## Your objective
Tell how many lines include the string "this". Answer with a single number.

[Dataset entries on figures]

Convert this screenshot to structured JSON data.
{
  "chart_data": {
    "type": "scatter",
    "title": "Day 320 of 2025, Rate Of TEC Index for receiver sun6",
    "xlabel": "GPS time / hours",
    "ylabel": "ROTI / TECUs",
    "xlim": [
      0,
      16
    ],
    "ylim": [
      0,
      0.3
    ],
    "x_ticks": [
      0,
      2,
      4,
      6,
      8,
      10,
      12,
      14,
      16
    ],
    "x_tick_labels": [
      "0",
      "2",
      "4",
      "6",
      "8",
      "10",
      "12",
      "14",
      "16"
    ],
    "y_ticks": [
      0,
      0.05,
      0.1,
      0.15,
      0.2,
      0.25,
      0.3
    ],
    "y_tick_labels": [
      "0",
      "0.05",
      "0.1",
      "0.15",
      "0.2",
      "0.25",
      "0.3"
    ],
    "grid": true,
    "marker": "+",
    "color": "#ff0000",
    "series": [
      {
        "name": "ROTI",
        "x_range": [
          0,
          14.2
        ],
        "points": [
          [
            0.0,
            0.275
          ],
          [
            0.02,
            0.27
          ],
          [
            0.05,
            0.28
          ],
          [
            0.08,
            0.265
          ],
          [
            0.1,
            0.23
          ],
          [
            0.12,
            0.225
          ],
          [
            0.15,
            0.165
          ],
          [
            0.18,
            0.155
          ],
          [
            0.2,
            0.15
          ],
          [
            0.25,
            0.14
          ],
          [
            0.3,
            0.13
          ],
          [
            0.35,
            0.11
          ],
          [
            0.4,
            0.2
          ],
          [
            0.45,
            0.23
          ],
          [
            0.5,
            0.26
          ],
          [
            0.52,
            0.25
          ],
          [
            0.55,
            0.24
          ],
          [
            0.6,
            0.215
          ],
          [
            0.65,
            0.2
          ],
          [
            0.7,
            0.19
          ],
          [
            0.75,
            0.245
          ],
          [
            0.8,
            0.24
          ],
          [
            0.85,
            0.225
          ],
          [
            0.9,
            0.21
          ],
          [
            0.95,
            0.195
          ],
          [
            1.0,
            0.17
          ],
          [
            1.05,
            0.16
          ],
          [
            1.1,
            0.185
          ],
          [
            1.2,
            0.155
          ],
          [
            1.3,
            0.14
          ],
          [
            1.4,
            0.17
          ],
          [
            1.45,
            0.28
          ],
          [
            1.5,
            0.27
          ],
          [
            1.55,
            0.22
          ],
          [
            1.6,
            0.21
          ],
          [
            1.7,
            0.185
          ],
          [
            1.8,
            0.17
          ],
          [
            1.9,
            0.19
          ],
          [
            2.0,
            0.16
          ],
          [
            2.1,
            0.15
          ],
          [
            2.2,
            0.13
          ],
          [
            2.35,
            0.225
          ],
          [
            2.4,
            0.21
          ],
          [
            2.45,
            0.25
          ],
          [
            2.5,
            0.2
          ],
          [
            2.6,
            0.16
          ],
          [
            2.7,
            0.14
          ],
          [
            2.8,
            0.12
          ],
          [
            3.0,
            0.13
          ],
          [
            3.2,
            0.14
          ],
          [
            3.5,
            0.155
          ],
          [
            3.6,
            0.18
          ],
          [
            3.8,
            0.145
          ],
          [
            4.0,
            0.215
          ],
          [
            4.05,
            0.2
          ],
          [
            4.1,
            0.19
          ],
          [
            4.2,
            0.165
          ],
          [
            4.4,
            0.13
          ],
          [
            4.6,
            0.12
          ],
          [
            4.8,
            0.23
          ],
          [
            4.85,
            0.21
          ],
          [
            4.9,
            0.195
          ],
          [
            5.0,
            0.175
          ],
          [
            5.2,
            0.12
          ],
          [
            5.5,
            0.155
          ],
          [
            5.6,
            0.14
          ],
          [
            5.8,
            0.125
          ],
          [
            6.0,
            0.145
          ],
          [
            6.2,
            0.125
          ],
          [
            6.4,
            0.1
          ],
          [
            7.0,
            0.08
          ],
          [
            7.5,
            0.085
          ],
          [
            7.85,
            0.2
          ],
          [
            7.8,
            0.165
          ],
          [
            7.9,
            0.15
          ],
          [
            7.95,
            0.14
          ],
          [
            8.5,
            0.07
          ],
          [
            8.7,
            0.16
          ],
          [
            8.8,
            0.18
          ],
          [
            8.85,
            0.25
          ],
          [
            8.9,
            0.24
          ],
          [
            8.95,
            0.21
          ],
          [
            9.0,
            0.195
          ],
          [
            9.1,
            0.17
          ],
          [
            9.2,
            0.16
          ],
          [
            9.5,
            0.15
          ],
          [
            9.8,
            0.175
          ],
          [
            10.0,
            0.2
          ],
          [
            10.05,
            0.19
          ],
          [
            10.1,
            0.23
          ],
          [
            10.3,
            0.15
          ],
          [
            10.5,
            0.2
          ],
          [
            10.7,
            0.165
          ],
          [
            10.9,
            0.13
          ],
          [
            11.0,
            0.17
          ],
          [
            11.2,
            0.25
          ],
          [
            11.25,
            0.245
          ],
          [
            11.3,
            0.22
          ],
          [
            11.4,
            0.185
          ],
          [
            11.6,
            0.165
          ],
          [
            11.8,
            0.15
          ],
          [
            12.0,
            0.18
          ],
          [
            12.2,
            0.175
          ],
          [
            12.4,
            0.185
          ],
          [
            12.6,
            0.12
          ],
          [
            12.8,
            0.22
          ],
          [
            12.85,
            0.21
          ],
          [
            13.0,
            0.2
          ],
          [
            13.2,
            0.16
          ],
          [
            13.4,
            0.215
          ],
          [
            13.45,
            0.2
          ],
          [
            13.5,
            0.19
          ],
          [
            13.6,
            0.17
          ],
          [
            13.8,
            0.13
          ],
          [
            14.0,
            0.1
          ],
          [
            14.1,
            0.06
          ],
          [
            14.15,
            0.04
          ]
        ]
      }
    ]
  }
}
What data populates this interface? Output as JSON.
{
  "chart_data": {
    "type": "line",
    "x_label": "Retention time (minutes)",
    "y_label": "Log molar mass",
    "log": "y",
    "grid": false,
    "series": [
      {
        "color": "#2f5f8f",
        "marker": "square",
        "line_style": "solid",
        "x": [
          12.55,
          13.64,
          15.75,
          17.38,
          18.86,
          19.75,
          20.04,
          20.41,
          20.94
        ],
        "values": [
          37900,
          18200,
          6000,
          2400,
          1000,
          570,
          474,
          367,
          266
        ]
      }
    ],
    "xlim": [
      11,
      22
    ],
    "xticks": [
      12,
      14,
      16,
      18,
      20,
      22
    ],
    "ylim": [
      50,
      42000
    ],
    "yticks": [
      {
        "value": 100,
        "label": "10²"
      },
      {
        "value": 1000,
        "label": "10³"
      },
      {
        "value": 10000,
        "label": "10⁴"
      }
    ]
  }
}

## Answer
2